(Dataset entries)
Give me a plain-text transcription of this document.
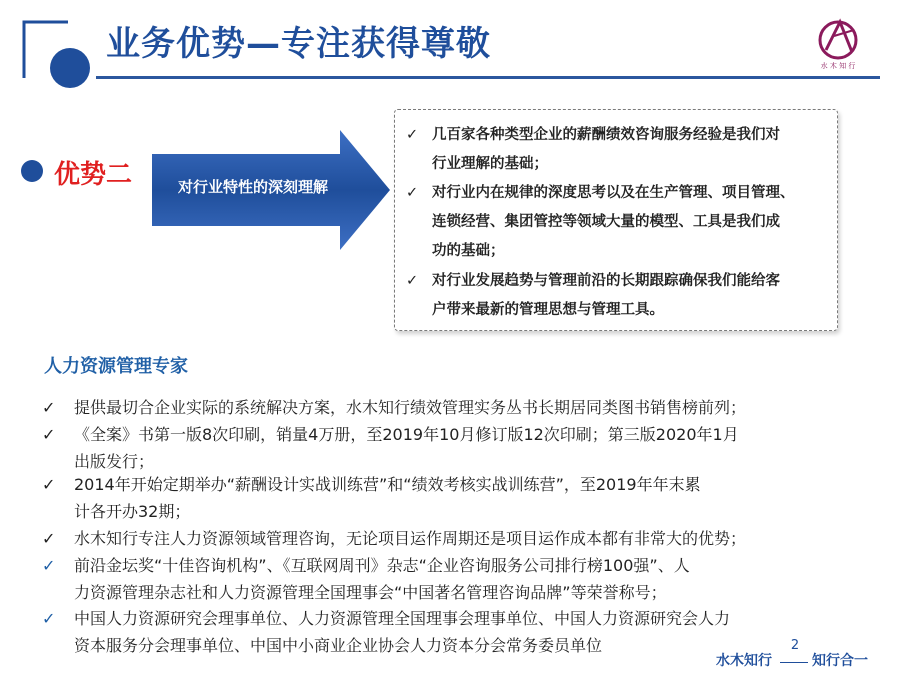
业务优势—专注获得尊敬
水 木 知 行
优势二	对行业特性的深刻理解
✓ 几百家各种类型企业的薪酬绩效咨询服务经验是我们对
行业理解的基础；
✓ 对行业内在规律的深度思考以及在生产管理、项目管理、
连锁经营、集团管控等领域大量的模型、工具是我们成
功的基础；
✓ 对行业发展趋势与管理前沿的长期跟踪确保我们能给客
户带来最新的管理思想与管理工具。
人力资源管理专家
✓ 提供最切合企业实际的系统解决方案，水木知行绩效管理实务丛书长期居同类图书销售榜前列；
✓ 《全案》书第一版8次印刷，销量4万册，至2019年10月修订版12次印刷；第三版2020年1月
出版发行；
✓ 2014年开始定期举办“薪酬设计实战训练营”和“绩效考核实战训练营”，至2019年年末累
计各开办32期；
✓ 水木知行专注人力资源领域管理咨询，无论项目运作周期还是项目运作成本都有非常大的优势；
✓ 前沿金坛奖“十佳咨询机构”、《互联网周刊》杂志“企业咨询服务公司排行榜100强”、人
力资源管理杂志社和人力资源管理全国理事会“中国著名管理咨询品牌”等荣誉称号；
✓ 中国人力资源研究会理事单位、人力资源管理全国理事会理事单位、中国人力资源研究会人力
资本服务分会理事单位、中国中小商业企业协会人力资本分会常务委员单位
水木知行
2
知行合一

What the exercise asks:
Print each entry shown above with exact wording and no pictures.

Finished answer:
Give me a plain-text transcription of this document.
业务优势—专注获得尊敬
水 木 知 行
优势二	对行业特性的深刻理解
✓ 几百家各种类型企业的薪酬绩效咨询服务经验是我们对
行业理解的基础；
✓ 对行业内在规律的深度思考以及在生产管理、项目管理、
连锁经营、集团管控等领域大量的模型、工具是我们成
功的基础；
✓ 对行业发展趋势与管理前沿的长期跟踪确保我们能给客
户带来最新的管理思想与管理工具。
人力资源管理专家
✓ 提供最切合企业实际的系统解决方案，水木知行绩效管理实务丛书长期居同类图书销售榜前列；
✓ 《全案》书第一版8次印刷，销量4万册，至2019年10月修订版12次印刷；第三版2020年1月
出版发行；
✓ 2014年开始定期举办“薪酬设计实战训练营”和“绩效考核实战训练营”，至2019年年末累
计各开办32期；
✓ 水木知行专注人力资源领域管理咨询，无论项目运作周期还是项目运作成本都有非常大的优势；
✓ 前沿金坛奖“十佳咨询机构”、《互联网周刊》杂志“企业咨询服务公司排行榜100强”、人
力资源管理杂志社和人力资源管理全国理事会“中国著名管理咨询品牌”等荣誉称号；
✓ 中国人力资源研究会理事单位、人力资源管理全国理事会理事单位、中国人力资源研究会人力
资本服务分会理事单位、中国中小商业企业协会人力资本分会常务委员单位
水木知行
2
知行合一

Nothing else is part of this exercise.